BRIEF: What lines of the data hold the string "screenshot"? Pull each one out.
[Begin RECORDS FOR PROCESSING]
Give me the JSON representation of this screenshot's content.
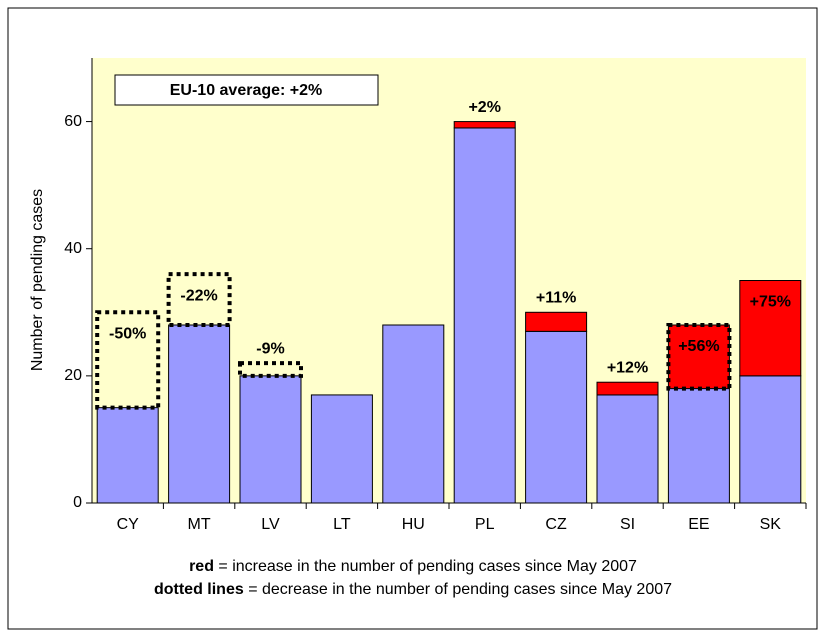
{
  "chart_data": {
    "type": "bar",
    "y_label": "Number of pending cases",
    "annotation": "EU-10 average: +2%",
    "categories": [
      "CY",
      "MT",
      "LV",
      "LT",
      "HU",
      "PL",
      "CZ",
      "SI",
      "EE",
      "SK"
    ],
    "series": [
      {
        "color": "#9999ff",
        "values": [
          15,
          28,
          20,
          17,
          28,
          59,
          27,
          17,
          18,
          20
        ]
      },
      {
        "color": "#ff0000",
        "values": [
          null,
          null,
          null,
          null,
          null,
          1,
          3,
          2,
          10,
          15
        ]
      },
      {
        "style": "dotted",
        "values": [
          15,
          8,
          2,
          null,
          null,
          null,
          null,
          null,
          10,
          null
        ]
      }
    ],
    "labels": [
      "-50%",
      "-22%",
      "-9%",
      null,
      null,
      "+2%",
      "+11%",
      "+12%",
      "+56%",
      "+75%"
    ],
    "ylim": [
      0,
      70
    ],
    "yticks": [
      0,
      20,
      40,
      60
    ],
    "plot_color": "#ffffcc",
    "footnotes": [
      {
        "bold": "red",
        "text": " = increase in the number of pending cases since May 2007"
      },
      {
        "bold": "dotted lines",
        "text": " = decrease in the number of pending cases since May 2007"
      }
    ]
  }
}
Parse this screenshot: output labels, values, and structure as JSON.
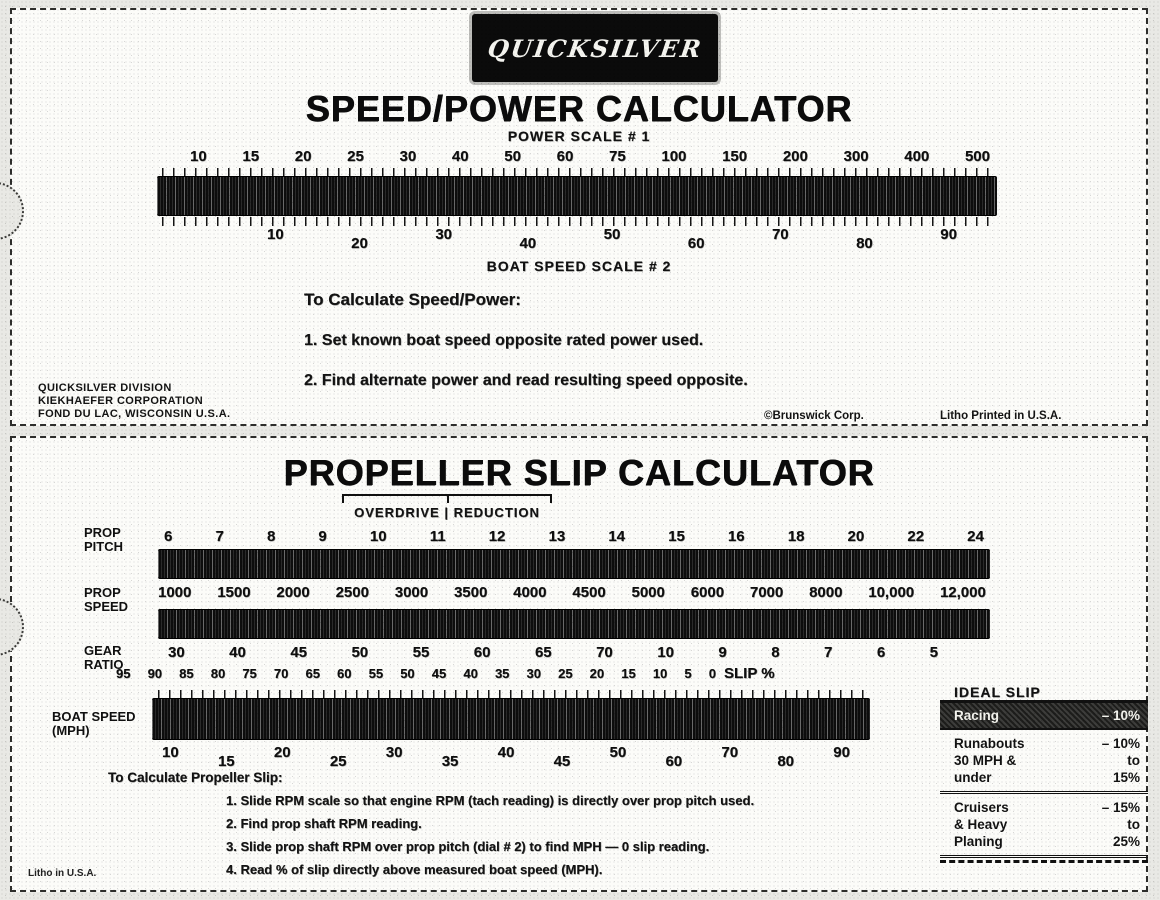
{
  "logo": {
    "text": "QUICKSILVER"
  },
  "top_card": {
    "title": "SPEED/POWER CALCULATOR",
    "scale1_label": "POWER SCALE # 1",
    "power_scale": [
      "10",
      "15",
      "20",
      "25",
      "30",
      "40",
      "50",
      "60",
      "75",
      "100",
      "150",
      "200",
      "300",
      "400",
      "500"
    ],
    "speed_scale": [
      "10",
      "20",
      "30",
      "40",
      "50",
      "60",
      "70",
      "80",
      "90"
    ],
    "scale2_label": "BOAT SPEED SCALE # 2",
    "instructions": {
      "heading": "To Calculate Speed/Power:",
      "steps": [
        "1. Set known boat speed opposite rated power used.",
        "2. Find alternate power and read resulting speed opposite."
      ]
    },
    "footer": {
      "maker_lines": [
        "QUICKSILVER DIVISION",
        "KIEKHAEFER CORPORATION",
        "FOND DU LAC, WISCONSIN U.S.A."
      ],
      "copyright": "©Brunswick Corp.",
      "printed": "Litho Printed in U.S.A."
    }
  },
  "bottom_card": {
    "title": "PROPELLER SLIP CALCULATOR",
    "gear_direction": {
      "left": "OVERDRIVE",
      "divider": "|",
      "right": "REDUCTION"
    },
    "prop_pitch": {
      "label": "PROP PITCH",
      "values": [
        "6",
        "7",
        "8",
        "9",
        "10",
        "11",
        "12",
        "13",
        "14",
        "15",
        "16",
        "18",
        "20",
        "22",
        "24"
      ]
    },
    "prop_speed": {
      "label": "PROP SPEED",
      "values": [
        "1000",
        "1500",
        "2000",
        "2500",
        "3000",
        "3500",
        "4000",
        "4500",
        "5000",
        "6000",
        "7000",
        "8000",
        "10,000",
        "12,000"
      ]
    },
    "gear_ratio": {
      "label": "GEAR RATIO",
      "values": [
        "30",
        "40",
        "45",
        "50",
        "55",
        "60",
        "65",
        "70",
        "10",
        "9",
        "8",
        "7",
        "6",
        "5"
      ]
    },
    "slip_scale": {
      "values": [
        "95",
        "90",
        "85",
        "80",
        "75",
        "70",
        "65",
        "60",
        "55",
        "50",
        "45",
        "40",
        "35",
        "30",
        "25",
        "20",
        "15",
        "10",
        "5",
        "0"
      ],
      "suffix": "SLIP %"
    },
    "boat_speed": {
      "label": "BOAT SPEED (MPH)",
      "values": [
        "10",
        "15",
        "20",
        "25",
        "30",
        "35",
        "40",
        "45",
        "50",
        "60",
        "70",
        "80",
        "90"
      ]
    },
    "instructions": {
      "heading": "To Calculate Propeller Slip:",
      "steps": [
        "1. Slide RPM scale so that engine RPM (tach reading) is directly over prop pitch used.",
        "2. Find prop shaft RPM reading.",
        "3. Slide prop shaft RPM over prop pitch (dial # 2) to find MPH — 0 slip reading.",
        "4. Read % of slip directly above measured boat speed (MPH)."
      ]
    },
    "ideal_slip": {
      "heading": "IDEAL SLIP",
      "rows": [
        {
          "l": "Racing",
          "v": "– 10%",
          "style": "dark"
        },
        {
          "l": "Runabouts",
          "v": "– 10%",
          "style": "first"
        },
        {
          "l": "30 MPH &",
          "v": "to",
          "style": ""
        },
        {
          "l": "under",
          "v": "15%",
          "style": "last"
        },
        {
          "l": "Cruisers",
          "v": "– 15%",
          "style": "first"
        },
        {
          "l": "& Heavy",
          "v": "to",
          "style": ""
        },
        {
          "l": "Planing",
          "v": "25%",
          "style": "last"
        }
      ]
    },
    "corner_note": "Litho in U.S.A."
  }
}
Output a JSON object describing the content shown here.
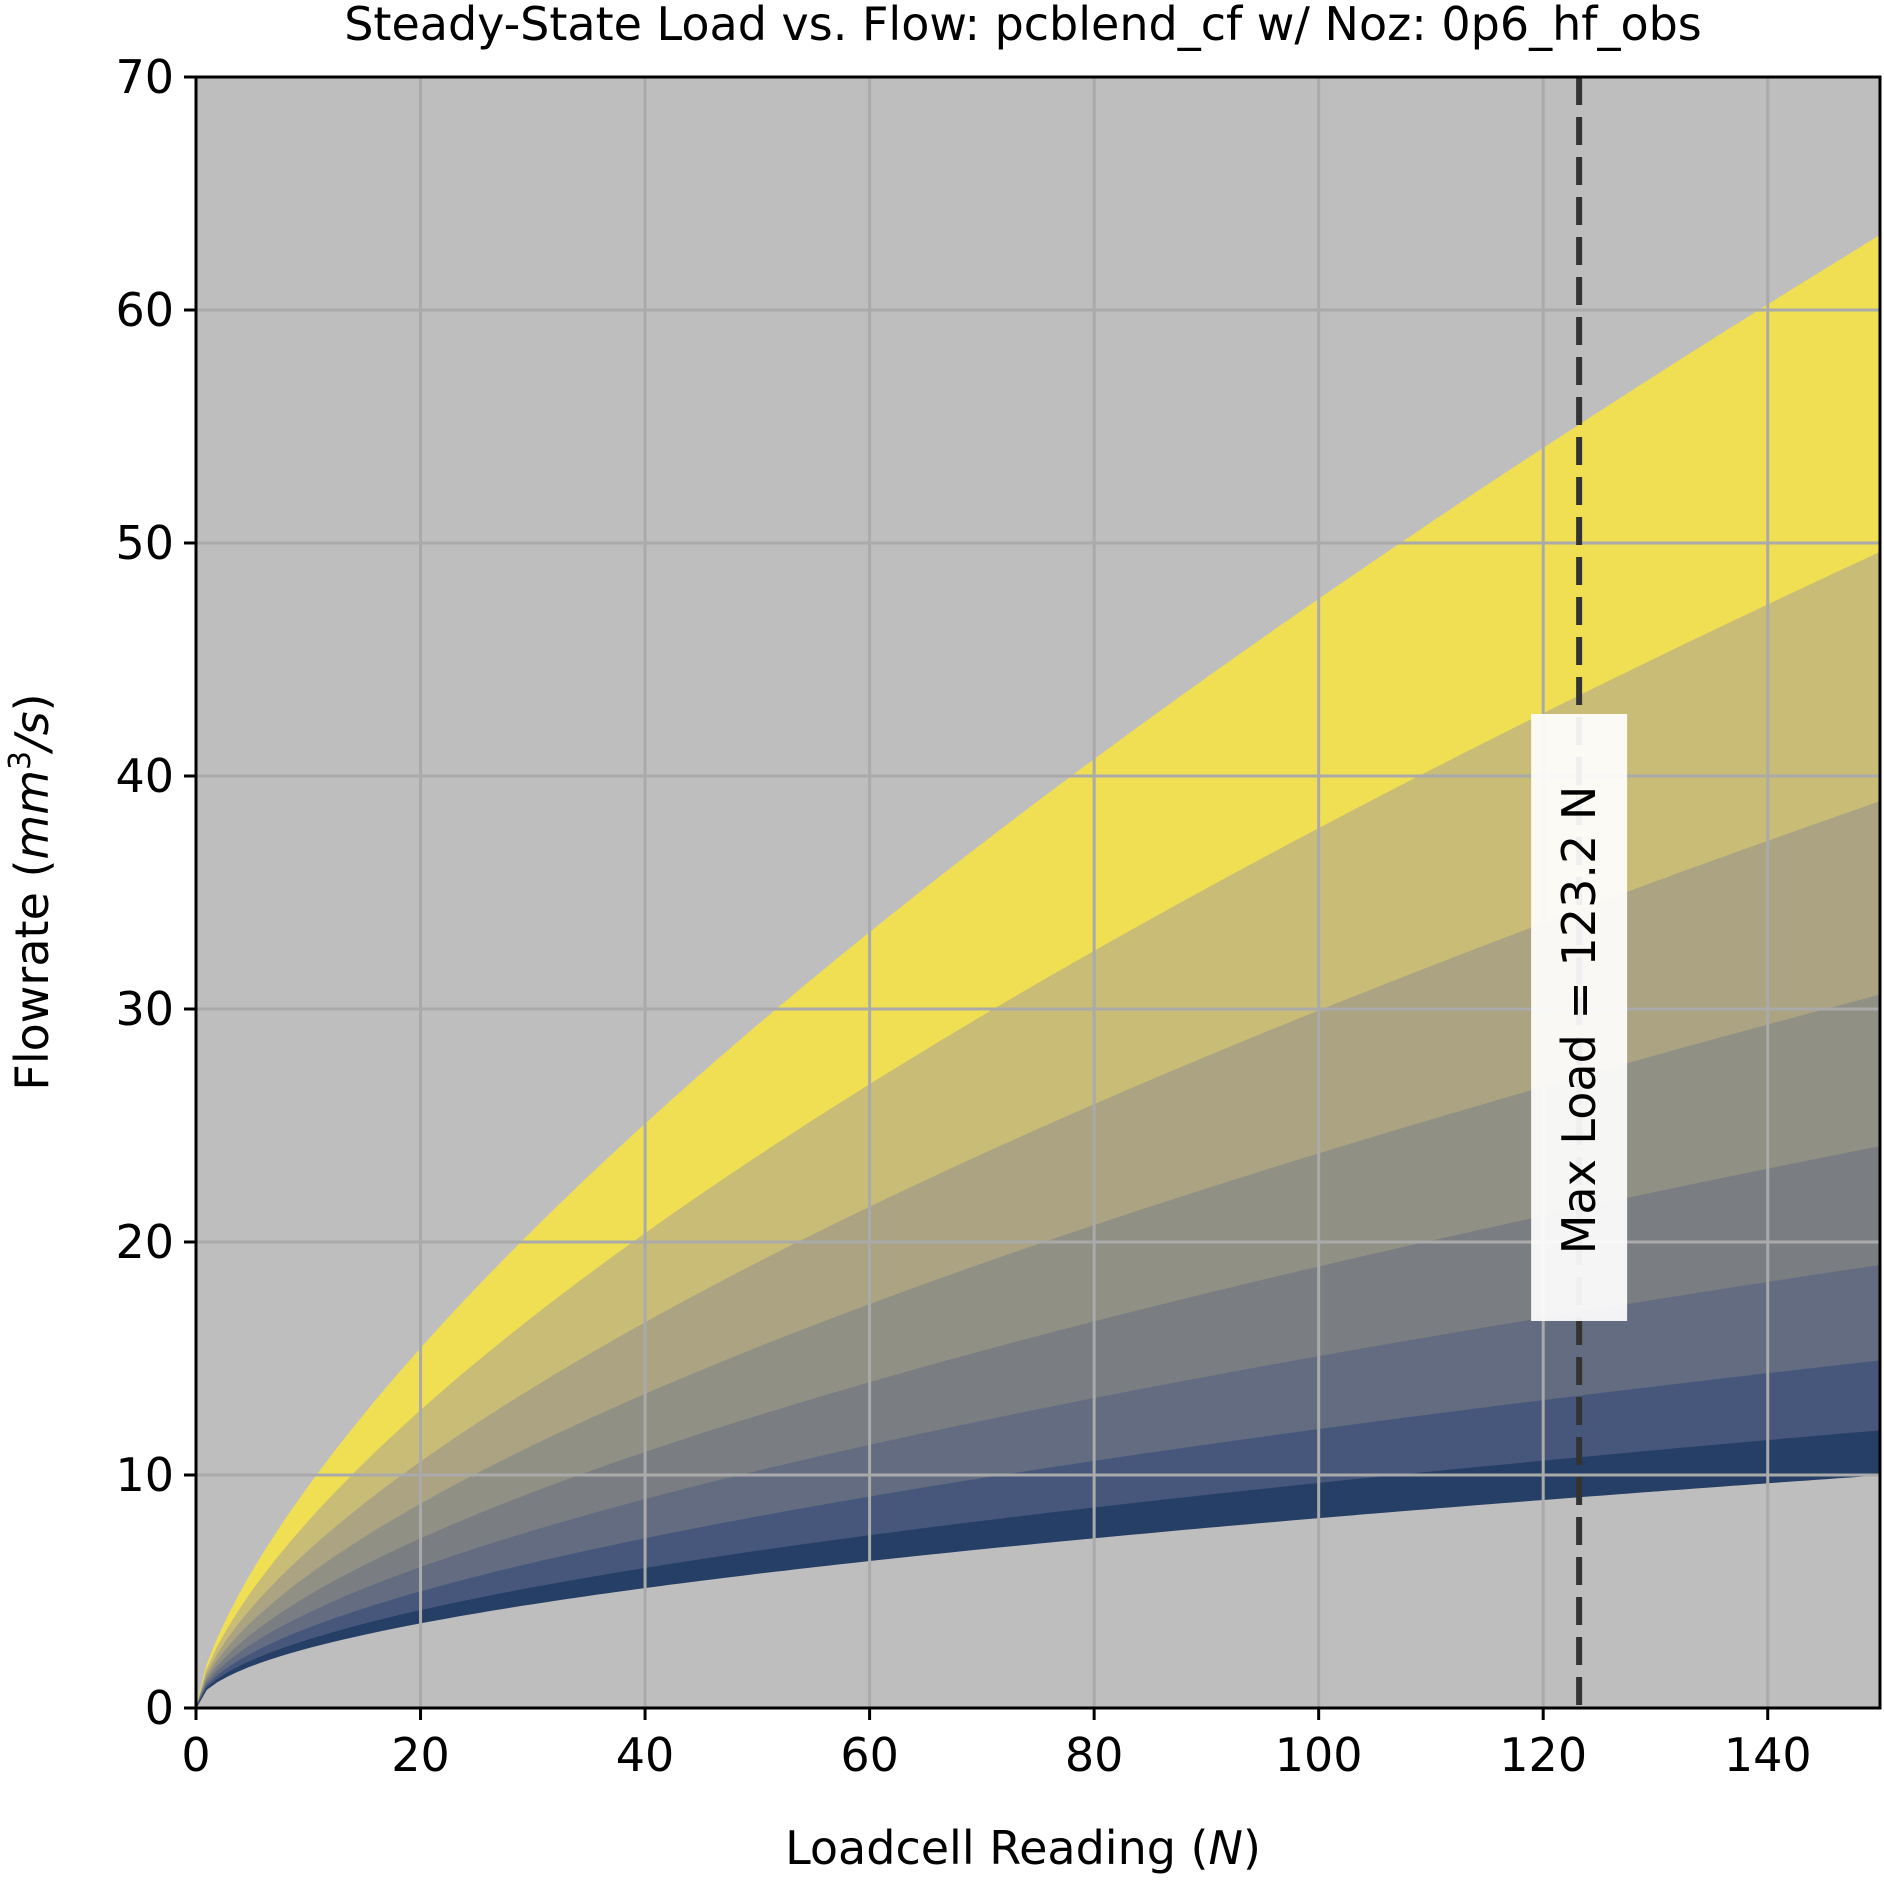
{
  "chart_data": {
    "type": "area",
    "title": "Steady-State Load vs. Flow: pcblend_cf w/ Noz: 0p6_hf_obs",
    "xlabel": {
      "prefix": "Loadcell Reading (",
      "var": "N",
      "suffix": ")"
    },
    "ylabel": {
      "prefix": "Flowrate (",
      "var": "mm",
      "sup": "3",
      "post": "/s",
      "suffix": ")"
    },
    "xlim": [
      0,
      150
    ],
    "ylim": [
      0,
      70
    ],
    "x_ticks": [
      0,
      20,
      40,
      60,
      80,
      100,
      120,
      140
    ],
    "y_ticks": [
      0,
      10,
      20,
      30,
      40,
      50,
      60,
      70
    ],
    "grid": true,
    "background_color": "#bebebe",
    "grid_color": "#aaaaaa",
    "bands": [
      {
        "color": "#f0df52",
        "lower_at_150": 49.6,
        "upper_at_150": 63.2
      },
      {
        "color": "#c8bc76",
        "lower_at_150": 38.9,
        "upper_at_150": 49.6
      },
      {
        "color": "#aba381",
        "lower_at_150": 30.6,
        "upper_at_150": 38.9
      },
      {
        "color": "#909084",
        "lower_at_150": 24.1,
        "upper_at_150": 30.6
      },
      {
        "color": "#7a7d82",
        "lower_at_150": 19.0,
        "upper_at_150": 24.1
      },
      {
        "color": "#636c80",
        "lower_at_150": 14.9,
        "upper_at_150": 19.0
      },
      {
        "color": "#47577c",
        "lower_at_150": 11.9,
        "upper_at_150": 14.9
      },
      {
        "color": "#263f66",
        "lower_at_150": 10.0,
        "upper_at_150": 11.9
      }
    ],
    "curve_exponent": 0.5,
    "upper_curve_exponent": 0.7,
    "max_load": {
      "x": 123.2,
      "label": "Max Load = 123.2 N",
      "line_color": "#333333"
    }
  }
}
[End RECORDS FOR PROCESSING]
REPLY TO THE EXERCISE:
Give me the JSON representation of this screenshot's content.
Parse this screenshot: output labels, values, and structure as JSON.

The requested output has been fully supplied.